BRIEF. Return the records exactly as they are.

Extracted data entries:

========

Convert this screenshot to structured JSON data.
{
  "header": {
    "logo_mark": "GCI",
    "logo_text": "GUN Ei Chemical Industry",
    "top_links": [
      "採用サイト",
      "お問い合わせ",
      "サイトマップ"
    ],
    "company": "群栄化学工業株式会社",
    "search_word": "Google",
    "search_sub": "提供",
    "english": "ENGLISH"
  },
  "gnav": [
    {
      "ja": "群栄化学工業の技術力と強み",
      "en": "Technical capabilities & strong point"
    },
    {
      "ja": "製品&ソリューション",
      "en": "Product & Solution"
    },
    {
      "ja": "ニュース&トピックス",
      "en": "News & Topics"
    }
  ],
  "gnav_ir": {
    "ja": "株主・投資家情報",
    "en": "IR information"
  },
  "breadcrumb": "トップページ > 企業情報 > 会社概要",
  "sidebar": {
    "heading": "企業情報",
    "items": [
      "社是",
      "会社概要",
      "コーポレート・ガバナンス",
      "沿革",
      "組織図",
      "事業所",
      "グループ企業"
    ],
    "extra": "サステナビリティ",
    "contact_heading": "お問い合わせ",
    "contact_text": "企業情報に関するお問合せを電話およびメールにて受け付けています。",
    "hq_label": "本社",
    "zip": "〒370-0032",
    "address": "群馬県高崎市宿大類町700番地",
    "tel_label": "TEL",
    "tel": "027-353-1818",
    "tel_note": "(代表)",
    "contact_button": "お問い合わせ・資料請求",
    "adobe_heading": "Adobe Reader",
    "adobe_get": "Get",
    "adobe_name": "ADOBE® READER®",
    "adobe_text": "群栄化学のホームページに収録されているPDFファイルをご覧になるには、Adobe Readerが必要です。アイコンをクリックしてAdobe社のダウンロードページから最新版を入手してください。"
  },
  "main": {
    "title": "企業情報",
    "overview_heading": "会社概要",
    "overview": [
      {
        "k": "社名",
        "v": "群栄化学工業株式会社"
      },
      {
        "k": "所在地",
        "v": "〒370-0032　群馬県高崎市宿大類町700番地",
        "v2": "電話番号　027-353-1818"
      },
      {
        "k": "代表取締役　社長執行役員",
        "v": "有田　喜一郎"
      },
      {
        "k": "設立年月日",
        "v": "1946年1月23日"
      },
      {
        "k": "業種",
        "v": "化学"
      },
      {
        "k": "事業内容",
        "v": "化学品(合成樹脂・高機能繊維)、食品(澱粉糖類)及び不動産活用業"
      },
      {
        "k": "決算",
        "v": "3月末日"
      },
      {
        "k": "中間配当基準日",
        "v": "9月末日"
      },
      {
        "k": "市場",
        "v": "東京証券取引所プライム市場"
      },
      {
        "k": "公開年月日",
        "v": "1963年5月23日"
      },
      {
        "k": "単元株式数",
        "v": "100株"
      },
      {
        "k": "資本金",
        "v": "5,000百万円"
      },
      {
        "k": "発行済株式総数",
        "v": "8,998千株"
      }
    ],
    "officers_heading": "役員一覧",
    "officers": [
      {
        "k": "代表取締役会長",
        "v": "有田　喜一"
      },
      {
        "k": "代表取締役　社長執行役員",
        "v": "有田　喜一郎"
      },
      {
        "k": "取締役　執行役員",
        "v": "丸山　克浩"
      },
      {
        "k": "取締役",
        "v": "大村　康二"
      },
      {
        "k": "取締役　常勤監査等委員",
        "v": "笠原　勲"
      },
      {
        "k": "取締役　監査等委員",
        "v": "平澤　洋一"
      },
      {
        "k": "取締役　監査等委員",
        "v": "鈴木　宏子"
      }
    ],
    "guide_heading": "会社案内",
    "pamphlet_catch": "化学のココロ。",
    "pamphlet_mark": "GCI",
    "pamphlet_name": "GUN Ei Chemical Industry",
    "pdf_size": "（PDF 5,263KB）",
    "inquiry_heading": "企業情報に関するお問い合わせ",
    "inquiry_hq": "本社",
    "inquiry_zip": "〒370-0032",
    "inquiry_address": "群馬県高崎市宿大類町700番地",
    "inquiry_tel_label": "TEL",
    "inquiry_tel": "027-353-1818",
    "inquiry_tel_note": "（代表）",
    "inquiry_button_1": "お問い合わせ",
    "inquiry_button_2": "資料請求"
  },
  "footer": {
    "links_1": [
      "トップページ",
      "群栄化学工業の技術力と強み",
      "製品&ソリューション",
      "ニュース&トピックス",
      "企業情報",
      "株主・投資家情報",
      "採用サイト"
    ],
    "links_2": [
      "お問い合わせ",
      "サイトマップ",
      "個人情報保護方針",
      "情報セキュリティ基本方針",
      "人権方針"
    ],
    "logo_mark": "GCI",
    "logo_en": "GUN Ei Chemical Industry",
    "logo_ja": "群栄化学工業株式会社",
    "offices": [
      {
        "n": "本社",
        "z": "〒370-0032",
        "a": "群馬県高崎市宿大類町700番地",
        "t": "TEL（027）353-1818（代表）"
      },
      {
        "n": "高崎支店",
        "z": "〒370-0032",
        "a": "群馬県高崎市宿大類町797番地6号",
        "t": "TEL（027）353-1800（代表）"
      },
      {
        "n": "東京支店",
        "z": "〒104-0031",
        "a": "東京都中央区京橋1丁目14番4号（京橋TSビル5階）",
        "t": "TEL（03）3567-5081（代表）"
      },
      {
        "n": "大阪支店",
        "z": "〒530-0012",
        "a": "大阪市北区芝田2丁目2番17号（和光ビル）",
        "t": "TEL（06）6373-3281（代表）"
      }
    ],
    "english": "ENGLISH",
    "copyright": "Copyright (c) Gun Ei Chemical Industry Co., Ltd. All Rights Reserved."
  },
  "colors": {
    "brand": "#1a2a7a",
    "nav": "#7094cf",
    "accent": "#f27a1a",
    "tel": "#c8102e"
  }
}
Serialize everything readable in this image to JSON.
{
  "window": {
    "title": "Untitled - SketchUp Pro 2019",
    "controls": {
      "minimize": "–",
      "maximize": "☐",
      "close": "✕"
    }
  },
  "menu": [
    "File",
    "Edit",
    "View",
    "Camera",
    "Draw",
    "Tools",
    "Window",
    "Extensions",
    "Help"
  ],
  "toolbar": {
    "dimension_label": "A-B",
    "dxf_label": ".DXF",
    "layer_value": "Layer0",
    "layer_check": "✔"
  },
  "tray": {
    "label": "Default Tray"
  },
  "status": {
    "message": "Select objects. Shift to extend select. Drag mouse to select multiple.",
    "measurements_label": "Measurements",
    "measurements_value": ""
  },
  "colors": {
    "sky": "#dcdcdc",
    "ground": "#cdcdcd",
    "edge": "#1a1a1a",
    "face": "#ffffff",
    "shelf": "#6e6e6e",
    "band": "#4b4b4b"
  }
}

========

THE RESPONSE.
Convert this screenshot to structured JSON data.
{
  "header": {
    "logo_mark": "GCI",
    "logo_text": "GUN Ei Chemical Industry",
    "top_links": [
      "採用サイト",
      "お問い合わせ",
      "サイトマップ"
    ],
    "company": "群栄化学工業株式会社",
    "search_word": "Google",
    "search_sub": "提供",
    "english": "ENGLISH"
  },
  "gnav": [
    {
      "ja": "群栄化学工業の技術力と強み",
      "en": "Technical capabilities & strong point"
    },
    {
      "ja": "製品&ソリューション",
      "en": "Product & Solution"
    },
    {
      "ja": "ニュース&トピックス",
      "en": "News & Topics"
    }
  ],
  "gnav_ir": {
    "ja": "株主・投資家情報",
    "en": "IR information"
  },
  "breadcrumb": "トップページ > 企業情報 > 会社概要",
  "sidebar": {
    "heading": "企業情報",
    "items": [
      "社是",
      "会社概要",
      "コーポレート・ガバナンス",
      "沿革",
      "組織図",
      "事業所",
      "グループ企業"
    ],
    "extra": "サステナビリティ",
    "contact_heading": "お問い合わせ",
    "contact_text": "企業情報に関するお問合せを電話およびメールにて受け付けています。",
    "hq_label": "本社",
    "zip": "〒370-0032",
    "address": "群馬県高崎市宿大類町700番地",
    "tel_label": "TEL",
    "tel": "027-353-1818",
    "tel_note": "(代表)",
    "contact_button": "お問い合わせ・資料請求",
    "adobe_heading": "Adobe Reader",
    "adobe_get": "Get",
    "adobe_name": "ADOBE® READER®",
    "adobe_text": "群栄化学のホームページに収録されているPDFファイルをご覧になるには、Adobe Readerが必要です。アイコンをクリックしてAdobe社のダウンロードページから最新版を入手してください。"
  },
  "main": {
    "title": "企業情報",
    "overview_heading": "会社概要",
    "overview": [
      {
        "k": "社名",
        "v": "群栄化学工業株式会社"
      },
      {
        "k": "所在地",
        "v": "〒370-0032　群馬県高崎市宿大類町700番地",
        "v2": "電話番号　027-353-1818"
      },
      {
        "k": "代表取締役　社長執行役員",
        "v": "有田　喜一郎"
      },
      {
        "k": "設立年月日",
        "v": "1946年1月23日"
      },
      {
        "k": "業種",
        "v": "化学"
      },
      {
        "k": "事業内容",
        "v": "化学品(合成樹脂・高機能繊維)、食品(澱粉糖類)及び不動産活用業"
      },
      {
        "k": "決算",
        "v": "3月末日"
      },
      {
        "k": "中間配当基準日",
        "v": "9月末日"
      },
      {
        "k": "市場",
        "v": "東京証券取引所プライム市場"
      },
      {
        "k": "公開年月日",
        "v": "1963年5月23日"
      },
      {
        "k": "単元株式数",
        "v": "100株"
      },
      {
        "k": "資本金",
        "v": "5,000百万円"
      },
      {
        "k": "発行済株式総数",
        "v": "8,998千株"
      }
    ],
    "officers_heading": "役員一覧",
    "officers": [
      {
        "k": "代表取締役会長",
        "v": "有田　喜一"
      },
      {
        "k": "代表取締役　社長執行役員",
        "v": "有田　喜一郎"
      },
      {
        "k": "取締役　執行役員",
        "v": "丸山　克浩"
      },
      {
        "k": "取締役",
        "v": "大村　康二"
      },
      {
        "k": "取締役　常勤監査等委員",
        "v": "笠原　勲"
      },
      {
        "k": "取締役　監査等委員",
        "v": "平澤　洋一"
      },
      {
        "k": "取締役　監査等委員",
        "v": "鈴木　宏子"
      }
    ],
    "guide_heading": "会社案内",
    "pamphlet_catch": "化学のココロ。",
    "pamphlet_mark": "GCI",
    "pamphlet_name": "GUN Ei Chemical Industry",
    "pdf_size": "（PDF 5,263KB）",
    "inquiry_heading": "企業情報に関するお問い合わせ",
    "inquiry_hq": "本社",
    "inquiry_zip": "〒370-0032",
    "inquiry_address": "群馬県高崎市宿大類町700番地",
    "inquiry_tel_label": "TEL",
    "inquiry_tel": "027-353-1818",
    "inquiry_tel_note": "（代表）",
    "inquiry_button_1": "お問い合わせ",
    "inquiry_button_2": "資料請求"
  },
  "footer": {
    "links_1": [
      "トップページ",
      "群栄化学工業の技術力と強み",
      "製品&ソリューション",
      "ニュース&トピックス",
      "企業情報",
      "株主・投資家情報",
      "採用サイト"
    ],
    "links_2": [
      "お問い合わせ",
      "サイトマップ",
      "個人情報保護方針",
      "情報セキュリティ基本方針",
      "人権方針"
    ],
    "logo_mark": "GCI",
    "logo_en": "GUN Ei Chemical Industry",
    "logo_ja": "群栄化学工業株式会社",
    "offices": [
      {
        "n": "本社",
        "z": "〒370-0032",
        "a": "群馬県高崎市宿大類町700番地",
        "t": "TEL（027）353-1818（代表）"
      },
      {
        "n": "高崎支店",
        "z": "〒370-0032",
        "a": "群馬県高崎市宿大類町797番地6号",
        "t": "TEL（027）353-1800（代表）"
      },
      {
        "n": "東京支店",
        "z": "〒104-0031",
        "a": "東京都中央区京橋1丁目14番4号（京橋TSビル5階）",
        "t": "TEL（03）3567-5081（代表）"
      },
      {
        "n": "大阪支店",
        "z": "〒530-0012",
        "a": "大阪市北区芝田2丁目2番17号（和光ビル）",
        "t": "TEL（06）6373-3281（代表）"
      }
    ],
    "english": "ENGLISH",
    "copyright": "Copyright (c) Gun Ei Chemical Industry Co., Ltd. All Rights Reserved."
  },
  "colors": {
    "brand": "#1a2a7a",
    "nav": "#7094cf",
    "accent": "#f27a1a",
    "tel": "#c8102e"
  }
}
Serialize everything readable in this image to JSON.
{
  "window": {
    "title": "Untitled - SketchUp Pro 2019",
    "controls": {
      "minimize": "–",
      "maximize": "☐",
      "close": "✕"
    }
  },
  "menu": [
    "File",
    "Edit",
    "View",
    "Camera",
    "Draw",
    "Tools",
    "Window",
    "Extensions",
    "Help"
  ],
  "toolbar": {
    "dimension_label": "A-B",
    "dxf_label": ".DXF",
    "layer_value": "Layer0",
    "layer_check": "✔"
  },
  "tray": {
    "label": "Default Tray"
  },
  "status": {
    "message": "Select objects. Shift to extend select. Drag mouse to select multiple.",
    "measurements_label": "Measurements",
    "measurements_value": ""
  },
  "colors": {
    "sky": "#dcdcdc",
    "ground": "#cdcdcd",
    "edge": "#1a1a1a",
    "face": "#ffffff",
    "shelf": "#6e6e6e",
    "band": "#4b4b4b"
  }
}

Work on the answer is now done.